Stored data entries
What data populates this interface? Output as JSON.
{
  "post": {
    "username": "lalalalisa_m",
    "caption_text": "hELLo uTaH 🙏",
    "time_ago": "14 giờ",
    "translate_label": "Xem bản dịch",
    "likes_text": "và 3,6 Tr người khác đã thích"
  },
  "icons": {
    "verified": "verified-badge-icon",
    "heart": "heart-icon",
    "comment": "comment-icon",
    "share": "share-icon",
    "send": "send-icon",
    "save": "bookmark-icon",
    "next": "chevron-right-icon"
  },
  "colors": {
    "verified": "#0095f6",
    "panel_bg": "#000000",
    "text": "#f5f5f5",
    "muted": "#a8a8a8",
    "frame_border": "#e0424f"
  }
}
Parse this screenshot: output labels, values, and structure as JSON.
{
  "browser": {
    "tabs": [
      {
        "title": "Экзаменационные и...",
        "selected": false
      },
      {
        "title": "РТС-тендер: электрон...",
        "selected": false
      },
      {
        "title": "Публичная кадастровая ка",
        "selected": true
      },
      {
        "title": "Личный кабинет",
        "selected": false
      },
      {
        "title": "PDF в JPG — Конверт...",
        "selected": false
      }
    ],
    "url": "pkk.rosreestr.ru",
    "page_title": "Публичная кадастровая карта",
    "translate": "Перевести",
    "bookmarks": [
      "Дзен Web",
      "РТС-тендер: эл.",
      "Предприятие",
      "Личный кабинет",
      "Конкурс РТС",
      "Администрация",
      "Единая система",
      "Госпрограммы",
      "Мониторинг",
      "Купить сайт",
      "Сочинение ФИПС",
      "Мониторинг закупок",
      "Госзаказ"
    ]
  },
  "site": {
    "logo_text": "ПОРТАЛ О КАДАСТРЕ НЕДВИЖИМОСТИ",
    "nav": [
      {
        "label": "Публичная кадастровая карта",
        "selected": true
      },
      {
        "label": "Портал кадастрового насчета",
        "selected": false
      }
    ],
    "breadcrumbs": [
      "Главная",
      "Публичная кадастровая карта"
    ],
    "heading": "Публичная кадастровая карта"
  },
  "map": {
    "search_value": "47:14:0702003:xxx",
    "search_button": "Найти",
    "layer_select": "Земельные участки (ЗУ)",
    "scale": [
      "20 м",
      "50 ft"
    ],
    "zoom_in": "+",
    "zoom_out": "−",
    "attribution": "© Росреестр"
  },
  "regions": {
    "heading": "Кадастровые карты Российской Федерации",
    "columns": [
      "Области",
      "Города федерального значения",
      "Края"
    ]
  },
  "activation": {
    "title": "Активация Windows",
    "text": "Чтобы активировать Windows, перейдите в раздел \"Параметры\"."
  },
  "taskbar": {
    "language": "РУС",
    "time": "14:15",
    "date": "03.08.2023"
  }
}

Written exercise
Filter the data, keeping only the lines that contain "Публичная".

Output for this task
        "title": "Публичная кадастровая ка",
    "page_title": "Публичная кадастровая карта",
        "label": "Публичная кадастровая карта",
      "Публичная кадастровая карта"
    "heading": "Публичная кадастровая карта"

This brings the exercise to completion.